[Collection entries]
_ _ _ _ _ _ _

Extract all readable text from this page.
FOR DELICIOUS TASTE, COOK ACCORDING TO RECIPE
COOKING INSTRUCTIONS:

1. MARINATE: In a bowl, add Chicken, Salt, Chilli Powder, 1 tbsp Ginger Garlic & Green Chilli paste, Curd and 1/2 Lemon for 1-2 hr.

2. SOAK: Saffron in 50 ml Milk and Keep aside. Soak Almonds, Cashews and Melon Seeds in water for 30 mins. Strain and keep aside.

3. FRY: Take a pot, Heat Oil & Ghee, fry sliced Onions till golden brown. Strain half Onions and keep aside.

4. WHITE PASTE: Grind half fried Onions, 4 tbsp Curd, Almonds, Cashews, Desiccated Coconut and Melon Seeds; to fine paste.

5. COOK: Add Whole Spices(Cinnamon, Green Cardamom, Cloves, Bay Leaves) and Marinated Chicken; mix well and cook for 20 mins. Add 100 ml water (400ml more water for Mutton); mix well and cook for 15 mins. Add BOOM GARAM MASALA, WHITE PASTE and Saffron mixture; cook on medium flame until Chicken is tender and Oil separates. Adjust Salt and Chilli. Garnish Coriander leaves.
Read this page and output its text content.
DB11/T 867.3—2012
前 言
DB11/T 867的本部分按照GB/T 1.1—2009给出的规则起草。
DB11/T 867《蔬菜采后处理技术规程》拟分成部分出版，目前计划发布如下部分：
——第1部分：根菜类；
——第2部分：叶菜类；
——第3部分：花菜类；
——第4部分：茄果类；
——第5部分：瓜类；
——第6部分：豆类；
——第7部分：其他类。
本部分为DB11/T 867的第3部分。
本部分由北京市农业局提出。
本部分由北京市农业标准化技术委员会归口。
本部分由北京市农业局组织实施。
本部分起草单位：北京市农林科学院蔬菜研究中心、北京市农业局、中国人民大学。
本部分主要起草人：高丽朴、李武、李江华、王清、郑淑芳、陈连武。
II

_ _ _ _ _ _ _

GIVEN PROBLEM: Give the listing again, word for word.

TASK SOLUTION:
Extract all readable text from this page.
FOR DELICIOUS TASTE, COOK ACCORDING TO RECIPE
COOKING INSTRUCTIONS:

1. MARINATE: In a bowl, add Chicken, Salt, Chilli Powder, 1 tbsp Ginger Garlic & Green Chilli paste, Curd and 1/2 Lemon for 1-2 hr.

2. SOAK: Saffron in 50 ml Milk and Keep aside. Soak Almonds, Cashews and Melon Seeds in water for 30 mins. Strain and keep aside.

3. FRY: Take a pot, Heat Oil & Ghee, fry sliced Onions till golden brown. Strain half Onions and keep aside.

4. WHITE PASTE: Grind half fried Onions, 4 tbsp Curd, Almonds, Cashews, Desiccated Coconut and Melon Seeds; to fine paste.

5. COOK: Add Whole Spices(Cinnamon, Green Cardamom, Cloves, Bay Leaves) and Marinated Chicken; mix well and cook for 20 mins. Add 100 ml water (400ml more water for Mutton); mix well and cook for 15 mins. Add BOOM GARAM MASALA, WHITE PASTE and Saffron mixture; cook on medium flame until Chicken is tender and Oil separates. Adjust Salt and Chilli. Garnish Coriander leaves.
Read this page and output its text content.
DB11/T 867.3—2012
前 言
DB11/T 867的本部分按照GB/T 1.1—2009给出的规则起草。
DB11/T 867《蔬菜采后处理技术规程》拟分成部分出版，目前计划发布如下部分：
——第1部分：根菜类；
——第2部分：叶菜类；
——第3部分：花菜类；
——第4部分：茄果类；
——第5部分：瓜类；
——第6部分：豆类；
——第7部分：其他类。
本部分为DB11/T 867的第3部分。
本部分由北京市农业局提出。
本部分由北京市农业标准化技术委员会归口。
本部分由北京市农业局组织实施。
本部分起草单位：北京市农林科学院蔬菜研究中心、北京市农业局、中国人民大学。
本部分主要起草人：高丽朴、李武、李江华、王清、郑淑芳、陈连武。
II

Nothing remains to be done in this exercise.